**TASK REQUIREMENTS**
In the listing below, find every line with the string "中国台北" and pull it out.
— START OF DATA —
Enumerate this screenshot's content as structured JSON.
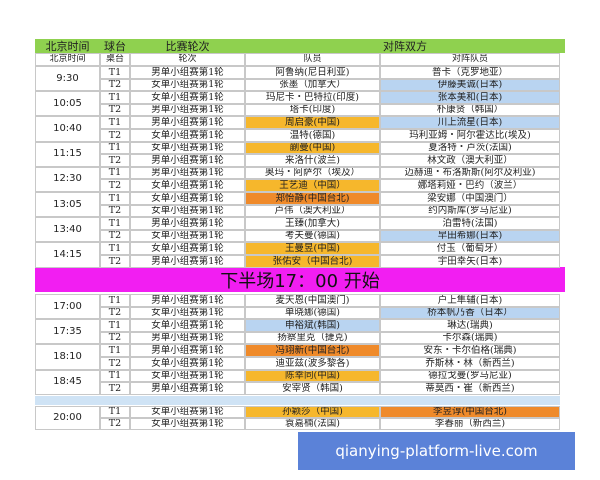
{
  "header": {
    "columns": [
      "北京时间",
      "球台",
      "比赛轮次",
      "对阵双方"
    ]
  },
  "subheader": [
    "北京时间",
    "桌台",
    "轮次",
    "队员",
    "对阵队员"
  ],
  "first_half": [
    {
      "time": "9:30",
      "matches": [
        {
          "table": "T1",
          "round": "男单小组赛第1轮",
          "player": "阿鲁纳(尼日利亚)",
          "opponent": "普卡（克罗地亚）"
        },
        {
          "table": "T2",
          "round": "女单小组赛第1轮",
          "player": "张墨（加拿大）",
          "opponent": "伊藤美诚(日本)"
        }
      ]
    },
    {
      "time": "10:05",
      "matches": [
        {
          "table": "T1",
          "round": "女单小组赛第1轮",
          "player": "玛尼卡・巴特拉(印度)",
          "opponent": "张本美和(日本)"
        },
        {
          "table": "T2",
          "round": "男单小组赛第1轮",
          "player": "塔卡(印度)",
          "opponent": "朴康贤（韩国）"
        }
      ]
    },
    {
      "time": "10:40",
      "matches": [
        {
          "table": "T1",
          "round": "男单小组赛第1轮",
          "player": "周启豪(中国)",
          "opponent": "川上流星(日本)"
        },
        {
          "table": "T2",
          "round": "女单小组赛第1轮",
          "player": "温特(德国)",
          "opponent": "玛利亚姆・阿尔霍达比(埃及)"
        }
      ]
    },
    {
      "time": "11:15",
      "matches": [
        {
          "table": "T1",
          "round": "女单小组赛第1轮",
          "player": "蒯曼(中国)",
          "opponent": "夏洛特・卢茨(法国)"
        },
        {
          "table": "T2",
          "round": "男单小组赛第1轮",
          "player": "来洛什(波兰)",
          "opponent": "林文政（澳大利亚）"
        }
      ]
    },
    {
      "time": "12:30",
      "matches": [
        {
          "table": "T1",
          "round": "男单小组赛第1轮",
          "player": "奥玛・阿萨尔（埃及）",
          "opponent": "迈赫迪・布洛斯斯(阿尔及利亚)"
        },
        {
          "table": "T2",
          "round": "女单小组赛第1轮",
          "player": "王艺迪（中国）",
          "opponent": "娜塔莉娅・巴约（波兰）"
        }
      ]
    },
    {
      "time": "13:05",
      "matches": [
        {
          "table": "T1",
          "round": "女单小组赛第1轮",
          "player": "郑怡静(中国台北)",
          "opponent": "梁安娜（中国澳门）"
        },
        {
          "table": "T2",
          "round": "女单小组赛第1轮",
          "player": "卢伟（澳大利亚）",
          "opponent": "约内斯库(罗马尼亚)"
        }
      ]
    },
    {
      "time": "13:40",
      "matches": [
        {
          "table": "T1",
          "round": "男单小组赛第1轮",
          "player": "王臻(加拿大)",
          "opponent": "泊雷特(法国)"
        },
        {
          "table": "T2",
          "round": "女单小组赛第1轮",
          "player": "考夫曼(德国)",
          "opponent": "早田希娜(日本)"
        }
      ]
    },
    {
      "time": "14:15",
      "matches": [
        {
          "table": "T1",
          "round": "女单小组赛第1轮",
          "player": "王曼昱(中国)",
          "opponent": "付玉（葡萄牙）"
        },
        {
          "table": "T2",
          "round": "男单小组赛第1轮",
          "player": "张佑安（中国台北)",
          "opponent": "宇田幸矢(日本)"
        }
      ]
    }
  ],
  "banner": "下半场17：00 开始",
  "second_half": [
    {
      "time": "17:00",
      "matches": [
        {
          "table": "T1",
          "round": "男单小组赛第1轮",
          "player": "麦天恩(中国澳门)",
          "opponent": "户上隼辅(日本)"
        },
        {
          "table": "T2",
          "round": "女单小组赛第1轮",
          "player": "单晓娜(德国)",
          "opponent": "桥本帆乃香（日本）"
        }
      ]
    },
    {
      "time": "17:35",
      "matches": [
        {
          "table": "T1",
          "round": "女单小组赛第1轮",
          "player": "申裕斌(韩国)",
          "opponent": "琳达(瑞典)"
        },
        {
          "table": "T2",
          "round": "男单小组赛第1轮",
          "player": "扬察里克（捷克)",
          "opponent": "卡尔森(瑞典)"
        }
      ]
    },
    {
      "time": "18:10",
      "matches": [
        {
          "table": "T1",
          "round": "男单小组赛第1轮",
          "player": "冯翊新(中国台北)",
          "opponent": "安东・卡尔伯格(瑞典)"
        },
        {
          "table": "T2",
          "round": "女单小组赛第1轮",
          "player": "迪亚兹(波多黎各)",
          "opponent": "乔斯林・林（新西兰)"
        }
      ]
    },
    {
      "time": "18:45",
      "matches": [
        {
          "table": "T1",
          "round": "女单小组赛第1轮",
          "player": "陈幸同(中国)",
          "opponent": "德拉戈曼(罗马尼亚)"
        },
        {
          "table": "T2",
          "round": "男单小组赛第1轮",
          "player": "安宰贤（韩国)",
          "opponent": "蒂莫西・崔（新西兰)"
        }
      ]
    }
  ],
  "evening": [
    {
      "time": "20:00",
      "matches": [
        {
          "table": "T1",
          "round": "女单小组赛第1轮",
          "player": "孙颖莎（中国)",
          "opponent": "李昱谆(中国台北)"
        },
        {
          "table": "T2",
          "round": "女单小组赛第1轮",
          "player": "袁嘉楠(法国)",
          "opponent": "李春丽（新西兰)"
        }
      ]
    }
  ],
  "watermark": "qianying-platform-live.com"
}
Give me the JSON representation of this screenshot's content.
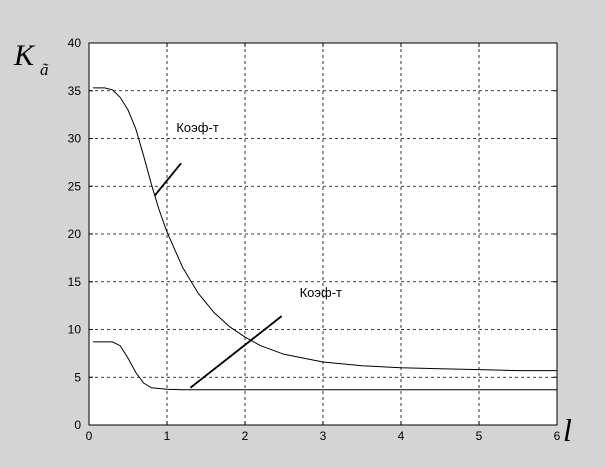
{
  "chart_data": {
    "type": "line",
    "ylabel_main": "K",
    "ylabel_sub": "ã",
    "xlabel": "l",
    "xlim": [
      0,
      6
    ],
    "ylim": [
      0,
      40
    ],
    "x_ticks": [
      "0",
      "1",
      "2",
      "3",
      "4",
      "5",
      "6"
    ],
    "y_ticks": [
      "0",
      "5",
      "10",
      "15",
      "20",
      "25",
      "30",
      "35",
      "40"
    ],
    "grid": true,
    "annotations": [
      "Коэф-т",
      "Коэф-т"
    ],
    "series": [
      {
        "x": [
          0.05,
          0.2,
          0.3,
          0.4,
          0.5,
          0.6,
          0.7,
          0.8,
          0.9,
          1.0,
          1.2,
          1.4,
          1.6,
          1.8,
          2.0,
          2.2,
          2.5,
          3.0,
          3.5,
          4.0,
          4.5,
          5.0,
          5.5,
          6.0
        ],
        "y": [
          35.3,
          35.3,
          35.1,
          34.3,
          33.0,
          31.0,
          28.2,
          25.2,
          22.5,
          20.2,
          16.5,
          13.8,
          11.8,
          10.3,
          9.2,
          8.3,
          7.4,
          6.6,
          6.2,
          6.0,
          5.9,
          5.8,
          5.7,
          5.7
        ]
      },
      {
        "x": [
          0.05,
          0.3,
          0.4,
          0.5,
          0.6,
          0.7,
          0.8,
          1.0,
          1.2,
          1.5,
          2.0,
          3.0,
          4.0,
          5.0,
          6.0
        ],
        "y": [
          8.7,
          8.7,
          8.3,
          7.0,
          5.5,
          4.4,
          3.9,
          3.75,
          3.7,
          3.7,
          3.7,
          3.7,
          3.7,
          3.7,
          3.7
        ]
      }
    ],
    "colors": {
      "panel_bg": "#d4d4d4",
      "plot_bg": "#ffffff",
      "grid": "#000000",
      "line": "#000000"
    }
  }
}
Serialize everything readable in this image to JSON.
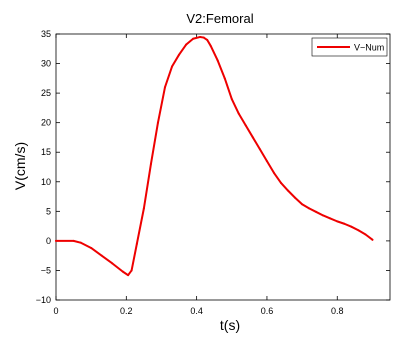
{
  "chart_data": {
    "type": "line",
    "title": "V2:Femoral",
    "xlabel": "t(s)",
    "ylabel": "V(cm/s)",
    "xlim": [
      0,
      0.95
    ],
    "ylim": [
      -10,
      35
    ],
    "xticks": [
      0,
      0.2,
      0.4,
      0.6,
      0.8
    ],
    "xtick_labels": [
      "0",
      "0.2",
      "0.4",
      "0.6",
      "0.8"
    ],
    "yticks": [
      -10,
      -5,
      0,
      5,
      10,
      15,
      20,
      25,
      30,
      35
    ],
    "ytick_labels": [
      "−10",
      "−5",
      "0",
      "5",
      "10",
      "15",
      "20",
      "25",
      "30",
      "35"
    ],
    "grid": false,
    "legend_position": "top-right",
    "series": [
      {
        "name": "V−Num",
        "color": "#ee0000",
        "x": [
          0,
          0.05,
          0.07,
          0.1,
          0.13,
          0.16,
          0.19,
          0.205,
          0.215,
          0.23,
          0.25,
          0.27,
          0.29,
          0.31,
          0.33,
          0.35,
          0.37,
          0.39,
          0.41,
          0.42,
          0.43,
          0.44,
          0.46,
          0.48,
          0.5,
          0.52,
          0.54,
          0.56,
          0.58,
          0.6,
          0.62,
          0.64,
          0.66,
          0.68,
          0.7,
          0.72,
          0.74,
          0.76,
          0.78,
          0.8,
          0.82,
          0.84,
          0.86,
          0.88,
          0.9
        ],
        "y": [
          0,
          0,
          -0.3,
          -1.2,
          -2.5,
          -3.8,
          -5.2,
          -5.8,
          -5,
          -0.5,
          5.5,
          13,
          20,
          26,
          29.5,
          31.5,
          33.2,
          34.2,
          34.5,
          34.4,
          34,
          33,
          30.5,
          27.5,
          24,
          21.5,
          19.5,
          17.5,
          15.5,
          13.5,
          11.5,
          9.8,
          8.5,
          7.3,
          6.2,
          5.5,
          4.9,
          4.3,
          3.8,
          3.3,
          2.9,
          2.4,
          1.8,
          1.1,
          0.2
        ]
      }
    ]
  }
}
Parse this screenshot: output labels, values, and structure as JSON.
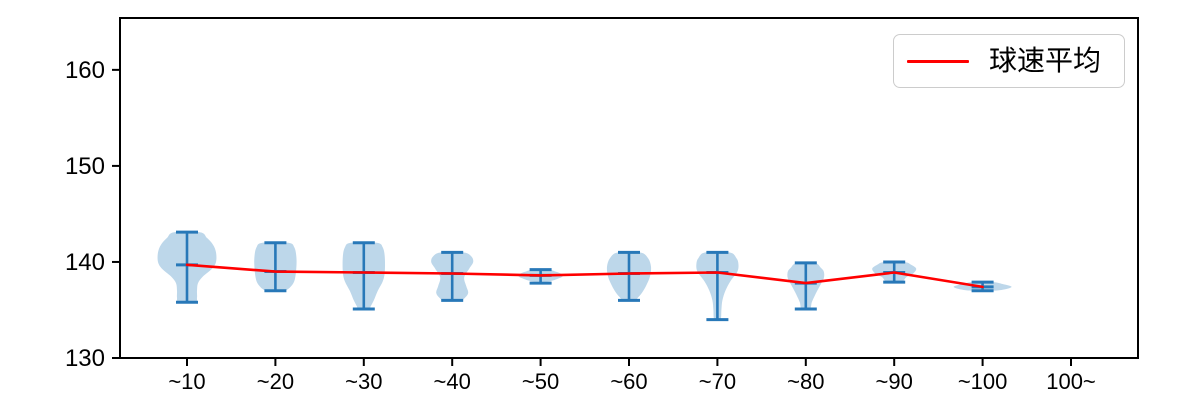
— END OF DATA —
**WRITTEN SOLUTION**
          "player": "郑怡静(中国台北)",
          "player": "张佑安（中国台北)",
          "player": "冯翊新(中国台北)",
          "opponent": "李昱谆(中国台北)"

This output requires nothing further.